* _DATASET ENTRIES_
>>>
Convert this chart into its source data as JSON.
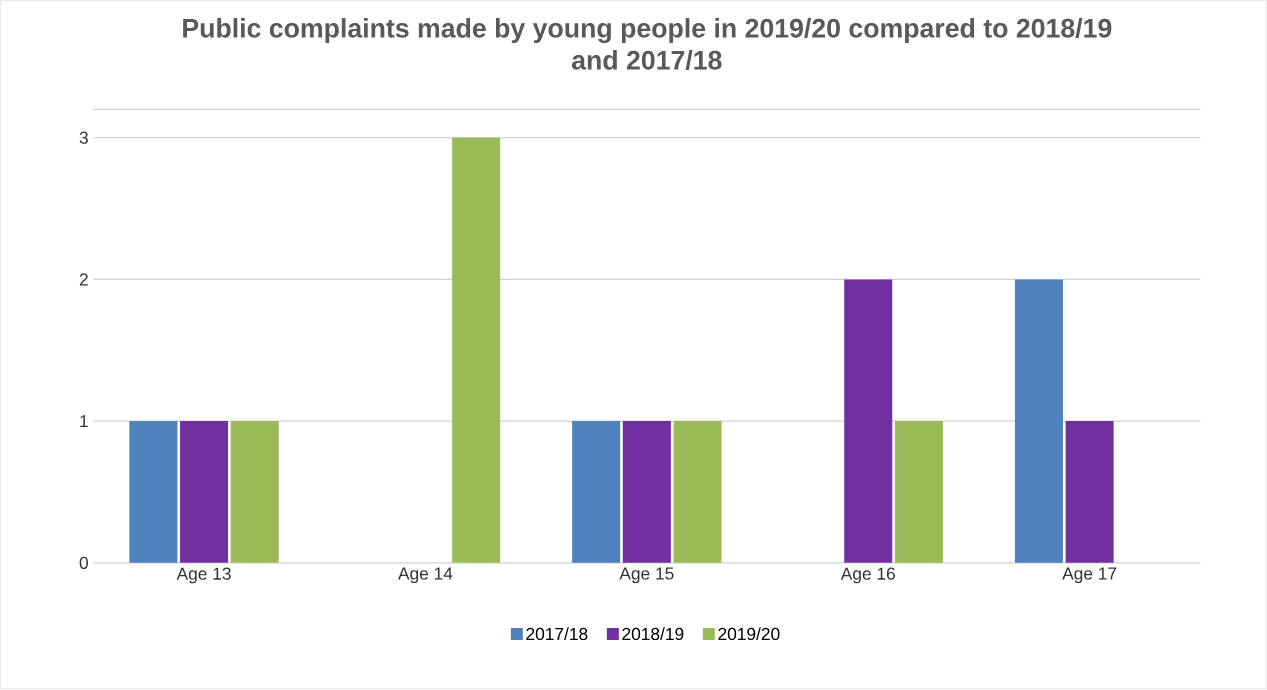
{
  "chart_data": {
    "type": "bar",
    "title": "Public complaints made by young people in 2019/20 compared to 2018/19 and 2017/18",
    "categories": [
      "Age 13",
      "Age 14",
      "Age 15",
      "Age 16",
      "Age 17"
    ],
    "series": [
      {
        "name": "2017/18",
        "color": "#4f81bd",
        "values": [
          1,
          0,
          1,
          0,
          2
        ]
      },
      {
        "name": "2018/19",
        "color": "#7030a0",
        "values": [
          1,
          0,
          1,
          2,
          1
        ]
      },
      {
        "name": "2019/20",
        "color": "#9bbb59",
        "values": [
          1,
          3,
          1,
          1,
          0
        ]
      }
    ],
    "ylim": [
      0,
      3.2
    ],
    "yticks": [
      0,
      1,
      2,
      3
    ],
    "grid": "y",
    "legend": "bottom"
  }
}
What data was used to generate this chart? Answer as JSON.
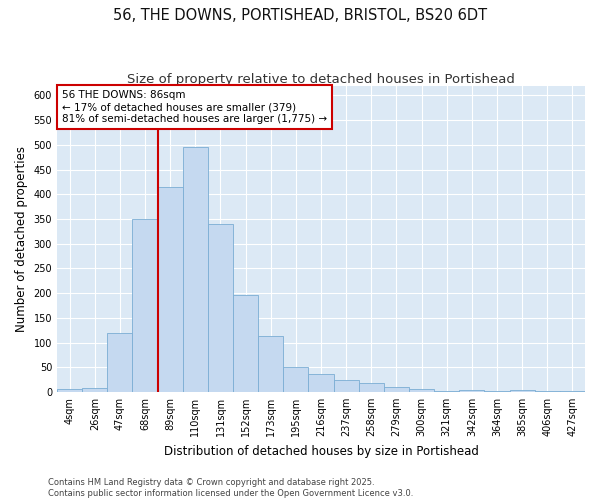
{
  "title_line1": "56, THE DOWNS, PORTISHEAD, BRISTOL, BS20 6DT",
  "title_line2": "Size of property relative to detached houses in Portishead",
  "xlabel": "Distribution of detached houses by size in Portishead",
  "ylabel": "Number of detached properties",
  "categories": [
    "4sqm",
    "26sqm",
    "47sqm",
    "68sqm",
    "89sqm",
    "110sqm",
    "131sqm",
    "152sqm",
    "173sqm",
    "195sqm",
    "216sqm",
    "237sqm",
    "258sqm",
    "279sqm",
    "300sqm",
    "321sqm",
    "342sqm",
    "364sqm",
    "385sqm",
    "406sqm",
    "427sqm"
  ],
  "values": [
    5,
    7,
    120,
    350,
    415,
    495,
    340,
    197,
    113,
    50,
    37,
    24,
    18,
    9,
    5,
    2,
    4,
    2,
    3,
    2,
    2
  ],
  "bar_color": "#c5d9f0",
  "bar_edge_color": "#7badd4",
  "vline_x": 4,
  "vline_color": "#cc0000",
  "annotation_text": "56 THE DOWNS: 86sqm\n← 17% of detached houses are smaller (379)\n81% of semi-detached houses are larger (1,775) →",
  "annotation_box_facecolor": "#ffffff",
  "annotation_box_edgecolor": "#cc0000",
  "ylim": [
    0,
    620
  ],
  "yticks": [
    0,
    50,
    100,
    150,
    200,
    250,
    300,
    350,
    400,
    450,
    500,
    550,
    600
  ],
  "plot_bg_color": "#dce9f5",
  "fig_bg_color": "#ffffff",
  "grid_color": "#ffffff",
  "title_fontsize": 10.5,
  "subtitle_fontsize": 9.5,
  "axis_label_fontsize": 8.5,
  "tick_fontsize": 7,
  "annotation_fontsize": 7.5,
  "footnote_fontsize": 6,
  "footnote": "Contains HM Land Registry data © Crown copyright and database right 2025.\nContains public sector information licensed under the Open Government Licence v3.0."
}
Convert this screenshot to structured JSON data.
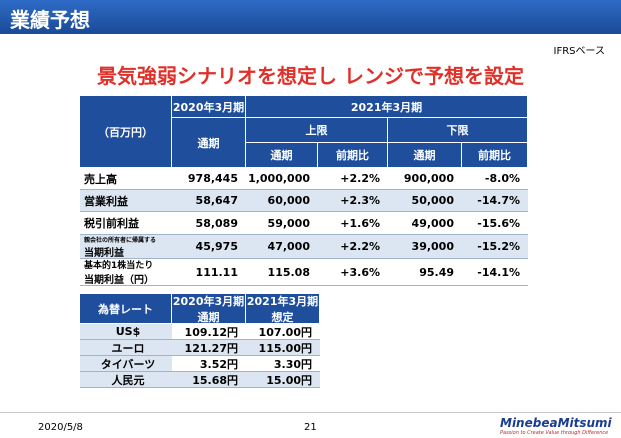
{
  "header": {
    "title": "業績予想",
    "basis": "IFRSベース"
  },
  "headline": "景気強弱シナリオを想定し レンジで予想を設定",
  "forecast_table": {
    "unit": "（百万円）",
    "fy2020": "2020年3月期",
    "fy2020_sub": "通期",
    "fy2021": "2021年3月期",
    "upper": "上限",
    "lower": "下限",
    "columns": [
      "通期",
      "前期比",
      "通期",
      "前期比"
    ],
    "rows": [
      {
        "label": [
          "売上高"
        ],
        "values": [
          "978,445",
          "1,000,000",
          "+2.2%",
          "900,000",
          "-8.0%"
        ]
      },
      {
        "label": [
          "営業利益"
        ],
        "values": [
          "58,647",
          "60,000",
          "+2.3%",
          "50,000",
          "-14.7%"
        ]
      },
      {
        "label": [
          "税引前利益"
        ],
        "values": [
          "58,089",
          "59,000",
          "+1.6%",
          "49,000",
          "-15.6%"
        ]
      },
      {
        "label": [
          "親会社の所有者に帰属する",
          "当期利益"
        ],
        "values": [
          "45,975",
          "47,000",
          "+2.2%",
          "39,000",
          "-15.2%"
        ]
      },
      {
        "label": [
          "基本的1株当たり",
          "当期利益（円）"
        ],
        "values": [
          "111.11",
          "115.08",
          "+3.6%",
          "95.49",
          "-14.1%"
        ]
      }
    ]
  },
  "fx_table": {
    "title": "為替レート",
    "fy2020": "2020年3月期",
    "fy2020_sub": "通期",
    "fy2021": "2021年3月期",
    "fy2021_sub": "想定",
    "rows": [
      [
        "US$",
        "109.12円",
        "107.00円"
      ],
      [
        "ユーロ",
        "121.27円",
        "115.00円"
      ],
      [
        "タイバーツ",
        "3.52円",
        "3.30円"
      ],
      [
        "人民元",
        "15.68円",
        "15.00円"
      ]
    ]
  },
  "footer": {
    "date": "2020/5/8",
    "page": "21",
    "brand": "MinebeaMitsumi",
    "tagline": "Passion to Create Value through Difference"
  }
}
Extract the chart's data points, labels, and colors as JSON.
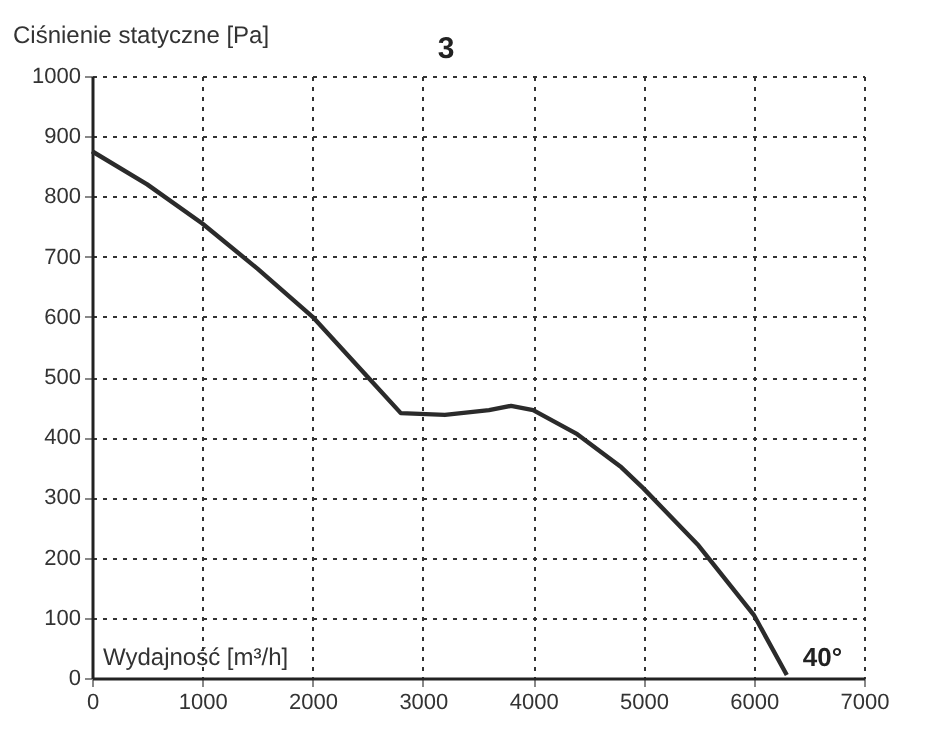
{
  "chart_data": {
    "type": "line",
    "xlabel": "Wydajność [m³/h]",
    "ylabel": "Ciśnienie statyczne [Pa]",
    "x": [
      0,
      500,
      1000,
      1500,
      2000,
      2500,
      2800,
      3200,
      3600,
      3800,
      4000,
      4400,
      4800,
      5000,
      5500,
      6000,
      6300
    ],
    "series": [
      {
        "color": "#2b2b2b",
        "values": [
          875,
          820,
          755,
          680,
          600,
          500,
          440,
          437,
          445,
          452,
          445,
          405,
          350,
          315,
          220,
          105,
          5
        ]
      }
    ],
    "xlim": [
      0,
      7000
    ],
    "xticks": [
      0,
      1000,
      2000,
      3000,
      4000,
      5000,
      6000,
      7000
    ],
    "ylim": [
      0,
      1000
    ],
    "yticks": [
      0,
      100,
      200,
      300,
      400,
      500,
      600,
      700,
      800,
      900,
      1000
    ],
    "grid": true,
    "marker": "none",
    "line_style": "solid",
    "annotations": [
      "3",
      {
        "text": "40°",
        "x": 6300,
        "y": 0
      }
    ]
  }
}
<<<
Of the lines in the material, how many include "this"? Respond with the number alone.

3